** Exercise brief **
Write out all of the entries exactly as given.

Data extract start

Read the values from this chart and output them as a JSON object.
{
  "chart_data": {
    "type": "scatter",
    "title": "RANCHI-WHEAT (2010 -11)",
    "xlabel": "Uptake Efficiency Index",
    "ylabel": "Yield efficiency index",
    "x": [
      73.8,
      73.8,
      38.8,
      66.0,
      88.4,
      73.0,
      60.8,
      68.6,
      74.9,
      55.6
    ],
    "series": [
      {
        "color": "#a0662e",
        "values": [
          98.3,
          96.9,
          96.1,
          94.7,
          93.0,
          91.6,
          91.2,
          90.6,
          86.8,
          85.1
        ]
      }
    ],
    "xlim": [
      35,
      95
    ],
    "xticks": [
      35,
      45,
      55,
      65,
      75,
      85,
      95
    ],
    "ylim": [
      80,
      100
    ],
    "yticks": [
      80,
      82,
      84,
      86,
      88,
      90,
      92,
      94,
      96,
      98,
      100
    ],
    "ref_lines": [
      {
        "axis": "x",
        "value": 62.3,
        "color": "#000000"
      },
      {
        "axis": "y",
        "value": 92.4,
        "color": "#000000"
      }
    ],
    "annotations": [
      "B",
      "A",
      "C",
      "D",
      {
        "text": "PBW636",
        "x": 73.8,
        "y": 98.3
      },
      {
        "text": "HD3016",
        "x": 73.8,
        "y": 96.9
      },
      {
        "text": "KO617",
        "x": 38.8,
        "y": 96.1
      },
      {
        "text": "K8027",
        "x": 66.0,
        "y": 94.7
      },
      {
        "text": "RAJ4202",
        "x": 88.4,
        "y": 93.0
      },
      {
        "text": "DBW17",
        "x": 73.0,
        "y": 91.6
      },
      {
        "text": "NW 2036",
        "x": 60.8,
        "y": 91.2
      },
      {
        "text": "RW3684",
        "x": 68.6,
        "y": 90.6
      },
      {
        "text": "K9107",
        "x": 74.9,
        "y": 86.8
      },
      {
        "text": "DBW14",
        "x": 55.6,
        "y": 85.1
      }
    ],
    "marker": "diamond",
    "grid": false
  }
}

Data extract end

** The completed task **
Read the values from this chart and output them as a JSON object.
{
  "chart_data": {
    "type": "scatter",
    "title": "RANCHI-WHEAT (2010 -11)",
    "xlabel": "Uptake Efficiency Index",
    "ylabel": "Yield efficiency index",
    "x": [
      73.8,
      73.8,
      38.8,
      66.0,
      88.4,
      73.0,
      60.8,
      68.6,
      74.9,
      55.6
    ],
    "series": [
      {
        "color": "#a0662e",
        "values": [
          98.3,
          96.9,
          96.1,
          94.7,
          93.0,
          91.6,
          91.2,
          90.6,
          86.8,
          85.1
        ]
      }
    ],
    "xlim": [
      35,
      95
    ],
    "xticks": [
      35,
      45,
      55,
      65,
      75,
      85,
      95
    ],
    "ylim": [
      80,
      100
    ],
    "yticks": [
      80,
      82,
      84,
      86,
      88,
      90,
      92,
      94,
      96,
      98,
      100
    ],
    "ref_lines": [
      {
        "axis": "x",
        "value": 62.3,
        "color": "#000000"
      },
      {
        "axis": "y",
        "value": 92.4,
        "color": "#000000"
      }
    ],
    "annotations": [
      "B",
      "A",
      "C",
      "D",
      {
        "text": "PBW636",
        "x": 73.8,
        "y": 98.3
      },
      {
        "text": "HD3016",
        "x": 73.8,
        "y": 96.9
      },
      {
        "text": "KO617",
        "x": 38.8,
        "y": 96.1
      },
      {
        "text": "K8027",
        "x": 66.0,
        "y": 94.7
      },
      {
        "text": "RAJ4202",
        "x": 88.4,
        "y": 93.0
      },
      {
        "text": "DBW17",
        "x": 73.0,
        "y": 91.6
      },
      {
        "text": "NW 2036",
        "x": 60.8,
        "y": 91.2
      },
      {
        "text": "RW3684",
        "x": 68.6,
        "y": 90.6
      },
      {
        "text": "K9107",
        "x": 74.9,
        "y": 86.8
      },
      {
        "text": "DBW14",
        "x": 55.6,
        "y": 85.1
      }
    ],
    "marker": "diamond",
    "grid": false
  }
}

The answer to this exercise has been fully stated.